JOB:
Repeat the whole listing below, word for word.

GIVEN RECORDS:
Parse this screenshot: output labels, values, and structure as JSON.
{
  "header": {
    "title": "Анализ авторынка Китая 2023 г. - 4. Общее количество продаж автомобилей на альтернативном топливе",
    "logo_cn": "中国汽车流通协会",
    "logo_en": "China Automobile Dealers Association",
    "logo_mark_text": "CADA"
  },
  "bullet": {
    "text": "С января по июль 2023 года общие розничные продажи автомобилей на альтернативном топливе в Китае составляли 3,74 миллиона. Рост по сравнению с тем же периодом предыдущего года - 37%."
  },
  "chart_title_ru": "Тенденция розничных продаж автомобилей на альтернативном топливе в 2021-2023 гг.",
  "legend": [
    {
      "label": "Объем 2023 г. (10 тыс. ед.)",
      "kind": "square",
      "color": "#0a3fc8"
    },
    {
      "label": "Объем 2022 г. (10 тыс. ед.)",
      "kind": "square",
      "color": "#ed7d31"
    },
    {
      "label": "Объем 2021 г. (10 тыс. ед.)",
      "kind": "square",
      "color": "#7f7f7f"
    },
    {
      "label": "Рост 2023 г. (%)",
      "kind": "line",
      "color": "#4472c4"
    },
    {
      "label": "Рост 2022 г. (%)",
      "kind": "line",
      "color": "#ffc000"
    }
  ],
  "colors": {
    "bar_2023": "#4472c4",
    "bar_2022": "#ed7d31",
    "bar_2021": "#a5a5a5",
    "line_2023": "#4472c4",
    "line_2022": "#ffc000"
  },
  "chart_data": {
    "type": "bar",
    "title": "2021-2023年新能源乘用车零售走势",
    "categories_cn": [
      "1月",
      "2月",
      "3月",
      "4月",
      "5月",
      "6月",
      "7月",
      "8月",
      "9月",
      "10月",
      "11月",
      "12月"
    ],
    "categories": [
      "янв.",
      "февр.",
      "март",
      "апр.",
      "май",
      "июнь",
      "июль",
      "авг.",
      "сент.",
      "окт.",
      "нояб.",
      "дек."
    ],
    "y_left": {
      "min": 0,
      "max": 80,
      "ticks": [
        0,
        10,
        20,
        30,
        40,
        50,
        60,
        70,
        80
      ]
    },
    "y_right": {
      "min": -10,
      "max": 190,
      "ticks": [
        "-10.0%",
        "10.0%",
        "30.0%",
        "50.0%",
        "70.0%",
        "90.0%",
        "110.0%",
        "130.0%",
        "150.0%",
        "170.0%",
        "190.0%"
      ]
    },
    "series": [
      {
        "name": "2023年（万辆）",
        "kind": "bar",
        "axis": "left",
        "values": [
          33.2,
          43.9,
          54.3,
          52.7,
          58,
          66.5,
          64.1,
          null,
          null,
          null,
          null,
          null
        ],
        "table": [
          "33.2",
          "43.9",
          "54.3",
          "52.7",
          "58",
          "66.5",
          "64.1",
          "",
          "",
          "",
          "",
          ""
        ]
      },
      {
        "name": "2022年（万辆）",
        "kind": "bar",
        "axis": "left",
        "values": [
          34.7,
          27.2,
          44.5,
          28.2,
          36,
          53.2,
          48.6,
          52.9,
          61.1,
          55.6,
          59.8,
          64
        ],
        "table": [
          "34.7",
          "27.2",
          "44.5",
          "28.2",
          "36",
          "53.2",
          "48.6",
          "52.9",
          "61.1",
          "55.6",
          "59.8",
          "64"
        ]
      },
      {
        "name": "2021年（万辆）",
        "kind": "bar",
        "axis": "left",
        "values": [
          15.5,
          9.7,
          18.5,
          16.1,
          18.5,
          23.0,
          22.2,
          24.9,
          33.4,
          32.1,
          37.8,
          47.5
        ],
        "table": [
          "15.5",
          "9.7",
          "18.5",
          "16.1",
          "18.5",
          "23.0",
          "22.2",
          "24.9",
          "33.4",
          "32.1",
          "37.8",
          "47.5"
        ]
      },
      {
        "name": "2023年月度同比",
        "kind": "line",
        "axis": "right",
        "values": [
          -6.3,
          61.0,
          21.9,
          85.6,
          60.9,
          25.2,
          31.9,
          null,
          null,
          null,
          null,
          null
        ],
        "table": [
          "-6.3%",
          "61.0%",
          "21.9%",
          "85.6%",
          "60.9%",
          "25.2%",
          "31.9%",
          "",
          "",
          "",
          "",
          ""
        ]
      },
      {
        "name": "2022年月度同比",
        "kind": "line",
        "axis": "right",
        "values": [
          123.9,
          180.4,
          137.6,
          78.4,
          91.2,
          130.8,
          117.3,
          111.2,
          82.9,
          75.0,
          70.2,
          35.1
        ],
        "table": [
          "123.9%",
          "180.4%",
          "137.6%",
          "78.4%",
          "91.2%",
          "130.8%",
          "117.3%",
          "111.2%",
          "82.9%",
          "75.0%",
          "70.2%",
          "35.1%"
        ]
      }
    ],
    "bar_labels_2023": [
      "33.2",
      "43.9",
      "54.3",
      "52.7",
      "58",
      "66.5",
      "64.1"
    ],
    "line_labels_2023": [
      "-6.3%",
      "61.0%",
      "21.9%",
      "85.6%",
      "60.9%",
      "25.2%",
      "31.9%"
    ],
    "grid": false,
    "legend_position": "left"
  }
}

WRITTEN RESPONSE:
Parse this screenshot: output labels, values, and structure as JSON.
{
  "header": {
    "title": "Анализ авторынка Китая 2023 г. - 4. Общее количество продаж автомобилей на альтернативном топливе",
    "logo_cn": "中国汽车流通协会",
    "logo_en": "China Automobile Dealers Association",
    "logo_mark_text": "CADA"
  },
  "bullet": {
    "text": "С января по июль 2023 года общие розничные продажи автомобилей на альтернативном топливе в Китае составляли 3,74 миллиона. Рост по сравнению с тем же периодом предыдущего года - 37%."
  },
  "chart_title_ru": "Тенденция розничных продаж автомобилей на альтернативном топливе в 2021-2023 гг.",
  "legend": [
    {
      "label": "Объем 2023 г. (10 тыс. ед.)",
      "kind": "square",
      "color": "#0a3fc8"
    },
    {
      "label": "Объем 2022 г. (10 тыс. ед.)",
      "kind": "square",
      "color": "#ed7d31"
    },
    {
      "label": "Объем 2021 г. (10 тыс. ед.)",
      "kind": "square",
      "color": "#7f7f7f"
    },
    {
      "label": "Рост 2023 г. (%)",
      "kind": "line",
      "color": "#4472c4"
    },
    {
      "label": "Рост 2022 г. (%)",
      "kind": "line",
      "color": "#ffc000"
    }
  ],
  "colors": {
    "bar_2023": "#4472c4",
    "bar_2022": "#ed7d31",
    "bar_2021": "#a5a5a5",
    "line_2023": "#4472c4",
    "line_2022": "#ffc000"
  },
  "chart_data": {
    "type": "bar",
    "title": "2021-2023年新能源乘用车零售走势",
    "categories_cn": [
      "1月",
      "2月",
      "3月",
      "4月",
      "5月",
      "6月",
      "7月",
      "8月",
      "9月",
      "10月",
      "11月",
      "12月"
    ],
    "categories": [
      "янв.",
      "февр.",
      "март",
      "апр.",
      "май",
      "июнь",
      "июль",
      "авг.",
      "сент.",
      "окт.",
      "нояб.",
      "дек."
    ],
    "y_left": {
      "min": 0,
      "max": 80,
      "ticks": [
        0,
        10,
        20,
        30,
        40,
        50,
        60,
        70,
        80
      ]
    },
    "y_right": {
      "min": -10,
      "max": 190,
      "ticks": [
        "-10.0%",
        "10.0%",
        "30.0%",
        "50.0%",
        "70.0%",
        "90.0%",
        "110.0%",
        "130.0%",
        "150.0%",
        "170.0%",
        "190.0%"
      ]
    },
    "series": [
      {
        "name": "2023年（万辆）",
        "kind": "bar",
        "axis": "left",
        "values": [
          33.2,
          43.9,
          54.3,
          52.7,
          58,
          66.5,
          64.1,
          null,
          null,
          null,
          null,
          null
        ],
        "table": [
          "33.2",
          "43.9",
          "54.3",
          "52.7",
          "58",
          "66.5",
          "64.1",
          "",
          "",
          "",
          "",
          ""
        ]
      },
      {
        "name": "2022年（万辆）",
        "kind": "bar",
        "axis": "left",
        "values": [
          34.7,
          27.2,
          44.5,
          28.2,
          36,
          53.2,
          48.6,
          52.9,
          61.1,
          55.6,
          59.8,
          64
        ],
        "table": [
          "34.7",
          "27.2",
          "44.5",
          "28.2",
          "36",
          "53.2",
          "48.6",
          "52.9",
          "61.1",
          "55.6",
          "59.8",
          "64"
        ]
      },
      {
        "name": "2021年（万辆）",
        "kind": "bar",
        "axis": "left",
        "values": [
          15.5,
          9.7,
          18.5,
          16.1,
          18.5,
          23.0,
          22.2,
          24.9,
          33.4,
          32.1,
          37.8,
          47.5
        ],
        "table": [
          "15.5",
          "9.7",
          "18.5",
          "16.1",
          "18.5",
          "23.0",
          "22.2",
          "24.9",
          "33.4",
          "32.1",
          "37.8",
          "47.5"
        ]
      },
      {
        "name": "2023年月度同比",
        "kind": "line",
        "axis": "right",
        "values": [
          -6.3,
          61.0,
          21.9,
          85.6,
          60.9,
          25.2,
          31.9,
          null,
          null,
          null,
          null,
          null
        ],
        "table": [
          "-6.3%",
          "61.0%",
          "21.9%",
          "85.6%",
          "60.9%",
          "25.2%",
          "31.9%",
          "",
          "",
          "",
          "",
          ""
        ]
      },
      {
        "name": "2022年月度同比",
        "kind": "line",
        "axis": "right",
        "values": [
          123.9,
          180.4,
          137.6,
          78.4,
          91.2,
          130.8,
          117.3,
          111.2,
          82.9,
          75.0,
          70.2,
          35.1
        ],
        "table": [
          "123.9%",
          "180.4%",
          "137.6%",
          "78.4%",
          "91.2%",
          "130.8%",
          "117.3%",
          "111.2%",
          "82.9%",
          "75.0%",
          "70.2%",
          "35.1%"
        ]
      }
    ],
    "bar_labels_2023": [
      "33.2",
      "43.9",
      "54.3",
      "52.7",
      "58",
      "66.5",
      "64.1"
    ],
    "line_labels_2023": [
      "-6.3%",
      "61.0%",
      "21.9%",
      "85.6%",
      "60.9%",
      "25.2%",
      "31.9%"
    ],
    "grid": false,
    "legend_position": "left"
  }
}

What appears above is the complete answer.